** start INPUT MATERIAL **
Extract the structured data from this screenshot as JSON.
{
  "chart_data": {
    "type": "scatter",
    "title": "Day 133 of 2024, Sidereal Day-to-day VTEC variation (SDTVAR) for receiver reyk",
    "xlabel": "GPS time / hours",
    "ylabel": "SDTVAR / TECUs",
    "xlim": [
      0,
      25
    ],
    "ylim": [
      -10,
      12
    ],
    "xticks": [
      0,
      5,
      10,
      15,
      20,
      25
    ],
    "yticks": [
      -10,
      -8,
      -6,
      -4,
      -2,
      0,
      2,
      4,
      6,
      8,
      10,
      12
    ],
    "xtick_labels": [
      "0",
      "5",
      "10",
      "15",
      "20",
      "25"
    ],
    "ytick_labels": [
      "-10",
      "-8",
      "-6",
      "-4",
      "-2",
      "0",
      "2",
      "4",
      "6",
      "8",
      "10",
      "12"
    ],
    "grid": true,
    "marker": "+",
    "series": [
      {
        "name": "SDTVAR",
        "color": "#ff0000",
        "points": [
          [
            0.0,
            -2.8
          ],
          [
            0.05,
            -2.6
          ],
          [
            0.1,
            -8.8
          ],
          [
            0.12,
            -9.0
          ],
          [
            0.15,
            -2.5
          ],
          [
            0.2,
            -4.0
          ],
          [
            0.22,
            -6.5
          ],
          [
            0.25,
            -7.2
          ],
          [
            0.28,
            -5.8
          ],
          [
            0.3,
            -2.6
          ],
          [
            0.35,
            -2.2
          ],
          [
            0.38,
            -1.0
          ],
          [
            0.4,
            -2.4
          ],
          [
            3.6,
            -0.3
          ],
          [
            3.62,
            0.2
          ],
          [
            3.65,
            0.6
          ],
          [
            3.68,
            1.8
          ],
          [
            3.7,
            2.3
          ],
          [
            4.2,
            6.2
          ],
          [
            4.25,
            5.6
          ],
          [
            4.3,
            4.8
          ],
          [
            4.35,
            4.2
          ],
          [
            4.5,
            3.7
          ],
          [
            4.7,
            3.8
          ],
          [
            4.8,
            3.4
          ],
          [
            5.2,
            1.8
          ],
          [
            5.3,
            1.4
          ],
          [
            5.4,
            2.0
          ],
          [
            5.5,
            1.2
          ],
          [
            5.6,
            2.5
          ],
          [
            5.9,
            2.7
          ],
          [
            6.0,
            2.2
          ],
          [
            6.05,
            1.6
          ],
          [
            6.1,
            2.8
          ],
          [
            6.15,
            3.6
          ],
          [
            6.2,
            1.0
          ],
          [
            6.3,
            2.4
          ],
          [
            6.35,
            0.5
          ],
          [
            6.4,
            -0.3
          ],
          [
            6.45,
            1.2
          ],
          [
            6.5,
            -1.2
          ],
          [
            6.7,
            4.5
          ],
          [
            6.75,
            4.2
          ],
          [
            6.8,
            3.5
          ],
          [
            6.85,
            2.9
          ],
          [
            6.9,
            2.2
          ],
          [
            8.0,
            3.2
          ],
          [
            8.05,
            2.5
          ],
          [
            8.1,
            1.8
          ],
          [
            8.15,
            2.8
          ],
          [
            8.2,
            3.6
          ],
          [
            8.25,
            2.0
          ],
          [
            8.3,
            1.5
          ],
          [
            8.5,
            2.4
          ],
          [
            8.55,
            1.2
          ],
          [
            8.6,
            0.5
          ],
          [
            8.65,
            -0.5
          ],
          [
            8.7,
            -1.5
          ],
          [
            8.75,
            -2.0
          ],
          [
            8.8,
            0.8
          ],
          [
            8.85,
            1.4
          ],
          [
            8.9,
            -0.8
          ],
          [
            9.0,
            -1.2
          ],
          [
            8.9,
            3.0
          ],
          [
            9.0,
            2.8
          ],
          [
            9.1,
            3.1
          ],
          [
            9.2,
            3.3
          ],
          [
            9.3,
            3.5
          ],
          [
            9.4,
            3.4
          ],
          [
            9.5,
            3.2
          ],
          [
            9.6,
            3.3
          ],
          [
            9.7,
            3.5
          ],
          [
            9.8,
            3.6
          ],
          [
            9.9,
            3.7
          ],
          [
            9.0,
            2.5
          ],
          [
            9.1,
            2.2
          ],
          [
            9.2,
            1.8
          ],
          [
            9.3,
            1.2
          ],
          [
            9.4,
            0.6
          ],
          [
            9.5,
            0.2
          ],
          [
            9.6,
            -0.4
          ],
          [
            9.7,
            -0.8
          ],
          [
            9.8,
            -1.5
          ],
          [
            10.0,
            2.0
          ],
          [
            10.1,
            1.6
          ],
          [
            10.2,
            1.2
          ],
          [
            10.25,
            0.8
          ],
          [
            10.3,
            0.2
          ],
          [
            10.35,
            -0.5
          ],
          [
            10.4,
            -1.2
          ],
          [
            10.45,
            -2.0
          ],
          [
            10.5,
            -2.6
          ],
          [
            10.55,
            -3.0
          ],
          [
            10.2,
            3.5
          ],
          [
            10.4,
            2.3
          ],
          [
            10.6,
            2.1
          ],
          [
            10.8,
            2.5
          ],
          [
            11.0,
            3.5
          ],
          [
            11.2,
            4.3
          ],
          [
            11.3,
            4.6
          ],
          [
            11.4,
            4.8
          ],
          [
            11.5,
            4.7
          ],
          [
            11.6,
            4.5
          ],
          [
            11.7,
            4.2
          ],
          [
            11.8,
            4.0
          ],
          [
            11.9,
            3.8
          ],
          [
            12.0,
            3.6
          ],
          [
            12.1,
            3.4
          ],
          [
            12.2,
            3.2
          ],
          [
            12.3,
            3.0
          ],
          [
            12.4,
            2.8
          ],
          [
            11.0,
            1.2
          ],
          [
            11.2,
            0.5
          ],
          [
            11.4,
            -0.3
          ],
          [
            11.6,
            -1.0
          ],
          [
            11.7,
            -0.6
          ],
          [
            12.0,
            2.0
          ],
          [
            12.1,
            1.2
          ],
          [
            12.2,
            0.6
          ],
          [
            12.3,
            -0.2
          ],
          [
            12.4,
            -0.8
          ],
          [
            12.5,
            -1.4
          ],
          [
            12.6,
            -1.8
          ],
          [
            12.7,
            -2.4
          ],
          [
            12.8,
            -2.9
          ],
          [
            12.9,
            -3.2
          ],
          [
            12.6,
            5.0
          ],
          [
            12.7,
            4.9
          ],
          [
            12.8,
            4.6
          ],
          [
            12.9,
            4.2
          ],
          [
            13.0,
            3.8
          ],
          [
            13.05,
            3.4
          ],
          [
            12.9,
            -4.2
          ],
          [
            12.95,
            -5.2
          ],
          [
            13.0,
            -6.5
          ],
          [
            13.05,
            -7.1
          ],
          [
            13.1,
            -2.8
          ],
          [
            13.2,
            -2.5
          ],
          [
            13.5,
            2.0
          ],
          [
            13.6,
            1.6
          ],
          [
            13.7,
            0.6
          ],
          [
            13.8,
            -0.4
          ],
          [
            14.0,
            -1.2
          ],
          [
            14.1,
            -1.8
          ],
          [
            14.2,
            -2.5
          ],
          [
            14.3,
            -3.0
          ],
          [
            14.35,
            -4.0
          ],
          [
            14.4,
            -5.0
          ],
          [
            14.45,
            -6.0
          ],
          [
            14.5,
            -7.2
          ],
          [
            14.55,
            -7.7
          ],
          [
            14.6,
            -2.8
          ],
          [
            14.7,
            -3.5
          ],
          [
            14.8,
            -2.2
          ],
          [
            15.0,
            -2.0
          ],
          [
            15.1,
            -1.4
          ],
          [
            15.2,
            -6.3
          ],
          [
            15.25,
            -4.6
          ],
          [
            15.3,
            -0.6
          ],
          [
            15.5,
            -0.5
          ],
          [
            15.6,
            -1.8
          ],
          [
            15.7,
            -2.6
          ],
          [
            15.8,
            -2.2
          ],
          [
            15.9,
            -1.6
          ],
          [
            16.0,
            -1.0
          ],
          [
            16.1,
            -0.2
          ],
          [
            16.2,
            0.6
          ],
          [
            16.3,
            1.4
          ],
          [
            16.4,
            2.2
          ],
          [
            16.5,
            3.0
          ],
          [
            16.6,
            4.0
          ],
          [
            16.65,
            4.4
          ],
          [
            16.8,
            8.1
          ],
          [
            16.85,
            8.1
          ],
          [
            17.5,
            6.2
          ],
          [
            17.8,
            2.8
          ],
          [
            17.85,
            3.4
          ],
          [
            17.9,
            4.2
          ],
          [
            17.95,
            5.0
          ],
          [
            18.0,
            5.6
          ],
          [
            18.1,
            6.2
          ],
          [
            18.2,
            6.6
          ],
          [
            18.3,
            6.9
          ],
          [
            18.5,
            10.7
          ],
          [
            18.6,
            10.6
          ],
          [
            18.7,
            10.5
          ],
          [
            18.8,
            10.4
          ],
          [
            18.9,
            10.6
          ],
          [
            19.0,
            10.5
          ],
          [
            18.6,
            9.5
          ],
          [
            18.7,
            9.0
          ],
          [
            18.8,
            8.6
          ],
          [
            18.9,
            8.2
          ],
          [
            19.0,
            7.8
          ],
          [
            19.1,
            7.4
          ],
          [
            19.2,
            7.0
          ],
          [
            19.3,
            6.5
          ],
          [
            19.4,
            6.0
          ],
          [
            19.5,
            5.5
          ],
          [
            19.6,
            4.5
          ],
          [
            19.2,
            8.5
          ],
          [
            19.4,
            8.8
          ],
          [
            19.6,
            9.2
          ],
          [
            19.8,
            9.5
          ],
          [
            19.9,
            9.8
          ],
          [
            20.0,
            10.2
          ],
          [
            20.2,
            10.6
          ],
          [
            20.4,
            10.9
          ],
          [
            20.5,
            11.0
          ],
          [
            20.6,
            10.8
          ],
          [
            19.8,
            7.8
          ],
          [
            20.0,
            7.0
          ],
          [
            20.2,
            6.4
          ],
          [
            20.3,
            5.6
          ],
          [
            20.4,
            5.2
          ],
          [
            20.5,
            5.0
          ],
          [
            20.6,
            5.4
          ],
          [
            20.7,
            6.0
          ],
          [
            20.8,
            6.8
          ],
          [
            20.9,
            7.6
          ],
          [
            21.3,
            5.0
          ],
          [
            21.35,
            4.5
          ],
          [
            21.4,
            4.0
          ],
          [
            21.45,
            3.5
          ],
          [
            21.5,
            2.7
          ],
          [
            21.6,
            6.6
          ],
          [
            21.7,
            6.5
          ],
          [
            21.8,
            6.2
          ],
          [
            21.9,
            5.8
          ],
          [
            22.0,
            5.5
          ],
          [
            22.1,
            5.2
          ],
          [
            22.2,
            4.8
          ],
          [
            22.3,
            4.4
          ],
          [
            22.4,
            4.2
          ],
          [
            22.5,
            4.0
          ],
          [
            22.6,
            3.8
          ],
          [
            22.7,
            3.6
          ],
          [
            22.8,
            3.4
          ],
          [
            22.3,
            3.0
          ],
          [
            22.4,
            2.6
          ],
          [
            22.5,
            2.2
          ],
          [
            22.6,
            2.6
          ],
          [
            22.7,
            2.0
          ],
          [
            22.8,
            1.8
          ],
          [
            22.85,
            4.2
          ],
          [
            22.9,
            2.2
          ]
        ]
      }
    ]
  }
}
** end INPUT MATERIAL **
> [PROMPT]: The answer is one number: how many lines of the material above contain "SDTVAR".

> [TASK RESPONSE]: 3